-- START OF Dataset content --

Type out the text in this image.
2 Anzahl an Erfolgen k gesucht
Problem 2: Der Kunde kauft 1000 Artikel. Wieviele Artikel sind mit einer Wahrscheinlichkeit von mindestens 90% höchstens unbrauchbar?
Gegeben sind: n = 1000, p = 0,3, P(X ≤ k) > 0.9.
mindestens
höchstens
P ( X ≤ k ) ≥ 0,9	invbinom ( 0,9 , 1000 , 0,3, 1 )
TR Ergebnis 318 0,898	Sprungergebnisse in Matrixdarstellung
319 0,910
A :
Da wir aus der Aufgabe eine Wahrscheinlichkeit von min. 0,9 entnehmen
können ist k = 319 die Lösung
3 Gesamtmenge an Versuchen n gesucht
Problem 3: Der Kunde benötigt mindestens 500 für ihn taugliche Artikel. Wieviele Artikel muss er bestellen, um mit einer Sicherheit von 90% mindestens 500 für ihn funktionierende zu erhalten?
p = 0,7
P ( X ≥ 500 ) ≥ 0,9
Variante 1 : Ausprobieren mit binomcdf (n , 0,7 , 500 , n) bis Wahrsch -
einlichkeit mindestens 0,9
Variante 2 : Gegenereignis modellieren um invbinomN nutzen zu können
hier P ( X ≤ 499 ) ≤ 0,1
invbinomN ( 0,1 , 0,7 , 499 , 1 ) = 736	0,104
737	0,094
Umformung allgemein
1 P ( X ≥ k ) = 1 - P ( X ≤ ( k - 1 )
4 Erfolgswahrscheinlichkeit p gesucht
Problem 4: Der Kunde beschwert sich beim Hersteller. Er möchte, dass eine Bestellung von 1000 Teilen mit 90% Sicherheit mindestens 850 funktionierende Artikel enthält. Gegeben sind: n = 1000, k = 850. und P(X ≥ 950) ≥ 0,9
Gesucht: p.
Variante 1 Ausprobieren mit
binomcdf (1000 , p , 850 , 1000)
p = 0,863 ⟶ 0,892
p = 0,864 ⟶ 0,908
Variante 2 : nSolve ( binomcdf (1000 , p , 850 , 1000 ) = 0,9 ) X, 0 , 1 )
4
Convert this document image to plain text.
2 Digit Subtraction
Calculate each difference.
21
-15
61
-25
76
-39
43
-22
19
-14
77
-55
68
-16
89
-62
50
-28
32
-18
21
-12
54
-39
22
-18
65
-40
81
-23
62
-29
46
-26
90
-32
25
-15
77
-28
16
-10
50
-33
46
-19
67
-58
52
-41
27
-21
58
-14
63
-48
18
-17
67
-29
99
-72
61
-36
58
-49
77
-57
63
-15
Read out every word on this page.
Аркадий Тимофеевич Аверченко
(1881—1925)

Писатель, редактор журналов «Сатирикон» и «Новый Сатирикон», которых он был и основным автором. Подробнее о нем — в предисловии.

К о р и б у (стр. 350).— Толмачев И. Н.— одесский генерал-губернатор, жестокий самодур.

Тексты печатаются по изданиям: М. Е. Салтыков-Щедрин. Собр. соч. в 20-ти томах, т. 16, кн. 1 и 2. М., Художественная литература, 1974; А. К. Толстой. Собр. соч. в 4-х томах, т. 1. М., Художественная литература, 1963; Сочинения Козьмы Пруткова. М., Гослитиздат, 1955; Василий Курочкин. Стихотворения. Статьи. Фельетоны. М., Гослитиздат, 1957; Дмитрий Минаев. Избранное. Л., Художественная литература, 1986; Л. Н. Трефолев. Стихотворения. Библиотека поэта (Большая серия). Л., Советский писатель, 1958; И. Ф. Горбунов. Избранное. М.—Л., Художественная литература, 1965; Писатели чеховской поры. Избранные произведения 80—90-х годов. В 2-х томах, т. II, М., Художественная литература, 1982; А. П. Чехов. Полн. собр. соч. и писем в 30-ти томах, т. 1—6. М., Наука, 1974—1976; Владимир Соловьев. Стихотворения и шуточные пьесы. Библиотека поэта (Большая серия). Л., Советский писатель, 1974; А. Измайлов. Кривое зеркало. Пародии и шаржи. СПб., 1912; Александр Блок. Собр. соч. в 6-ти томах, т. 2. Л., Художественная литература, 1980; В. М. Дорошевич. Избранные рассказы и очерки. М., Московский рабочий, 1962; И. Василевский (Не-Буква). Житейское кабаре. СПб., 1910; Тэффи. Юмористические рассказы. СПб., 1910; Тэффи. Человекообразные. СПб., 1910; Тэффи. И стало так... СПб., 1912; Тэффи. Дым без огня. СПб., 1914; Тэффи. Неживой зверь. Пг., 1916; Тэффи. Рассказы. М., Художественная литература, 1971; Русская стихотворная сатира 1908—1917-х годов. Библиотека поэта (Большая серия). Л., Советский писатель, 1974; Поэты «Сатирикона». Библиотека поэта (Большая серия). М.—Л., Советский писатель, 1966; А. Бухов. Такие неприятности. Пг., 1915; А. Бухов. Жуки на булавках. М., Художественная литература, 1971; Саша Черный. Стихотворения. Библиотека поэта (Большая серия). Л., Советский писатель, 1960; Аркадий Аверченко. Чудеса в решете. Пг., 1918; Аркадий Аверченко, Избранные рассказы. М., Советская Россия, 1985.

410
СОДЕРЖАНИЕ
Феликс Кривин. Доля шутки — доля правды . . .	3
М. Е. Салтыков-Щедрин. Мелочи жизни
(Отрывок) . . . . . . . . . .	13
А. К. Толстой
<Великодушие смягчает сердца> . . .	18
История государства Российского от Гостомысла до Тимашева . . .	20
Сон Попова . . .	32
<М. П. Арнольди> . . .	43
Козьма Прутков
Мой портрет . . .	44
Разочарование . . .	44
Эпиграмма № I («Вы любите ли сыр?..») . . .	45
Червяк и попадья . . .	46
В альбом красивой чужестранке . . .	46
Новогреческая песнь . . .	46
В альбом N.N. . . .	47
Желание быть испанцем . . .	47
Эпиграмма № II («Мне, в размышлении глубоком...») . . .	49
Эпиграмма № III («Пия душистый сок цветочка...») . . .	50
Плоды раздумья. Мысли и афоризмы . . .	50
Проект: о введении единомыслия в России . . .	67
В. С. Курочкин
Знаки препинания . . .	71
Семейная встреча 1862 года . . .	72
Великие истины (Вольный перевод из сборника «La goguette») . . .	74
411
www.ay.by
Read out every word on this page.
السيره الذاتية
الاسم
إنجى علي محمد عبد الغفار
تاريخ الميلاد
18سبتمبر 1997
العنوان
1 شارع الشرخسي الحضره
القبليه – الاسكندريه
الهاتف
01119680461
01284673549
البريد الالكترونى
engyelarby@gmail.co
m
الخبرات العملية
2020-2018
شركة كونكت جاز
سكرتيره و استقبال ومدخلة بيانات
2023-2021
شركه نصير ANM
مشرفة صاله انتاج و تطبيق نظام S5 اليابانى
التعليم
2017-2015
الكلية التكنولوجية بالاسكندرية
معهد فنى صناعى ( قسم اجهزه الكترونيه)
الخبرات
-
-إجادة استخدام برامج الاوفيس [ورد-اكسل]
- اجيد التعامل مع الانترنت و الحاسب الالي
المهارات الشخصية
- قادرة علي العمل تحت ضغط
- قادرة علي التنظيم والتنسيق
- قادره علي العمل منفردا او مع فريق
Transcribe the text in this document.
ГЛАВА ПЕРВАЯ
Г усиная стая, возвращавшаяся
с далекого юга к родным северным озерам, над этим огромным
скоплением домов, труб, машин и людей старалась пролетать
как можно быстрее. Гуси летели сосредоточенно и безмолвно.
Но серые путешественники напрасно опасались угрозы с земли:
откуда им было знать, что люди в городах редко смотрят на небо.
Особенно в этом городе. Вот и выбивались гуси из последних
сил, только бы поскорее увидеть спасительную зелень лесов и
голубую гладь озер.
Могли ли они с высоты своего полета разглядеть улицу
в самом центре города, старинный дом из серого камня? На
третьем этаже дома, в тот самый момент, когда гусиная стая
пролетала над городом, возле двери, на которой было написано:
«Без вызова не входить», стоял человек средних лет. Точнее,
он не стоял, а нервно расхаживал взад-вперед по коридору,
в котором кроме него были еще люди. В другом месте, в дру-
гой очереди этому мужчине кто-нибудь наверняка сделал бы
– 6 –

-- END OF Dataset content --

Every line above that contains the word "люди" should be reported.

откуда им было знать, что люди в городах редко смотрят на небо.
в котором кроме него были еще люди. В другом месте, в дру-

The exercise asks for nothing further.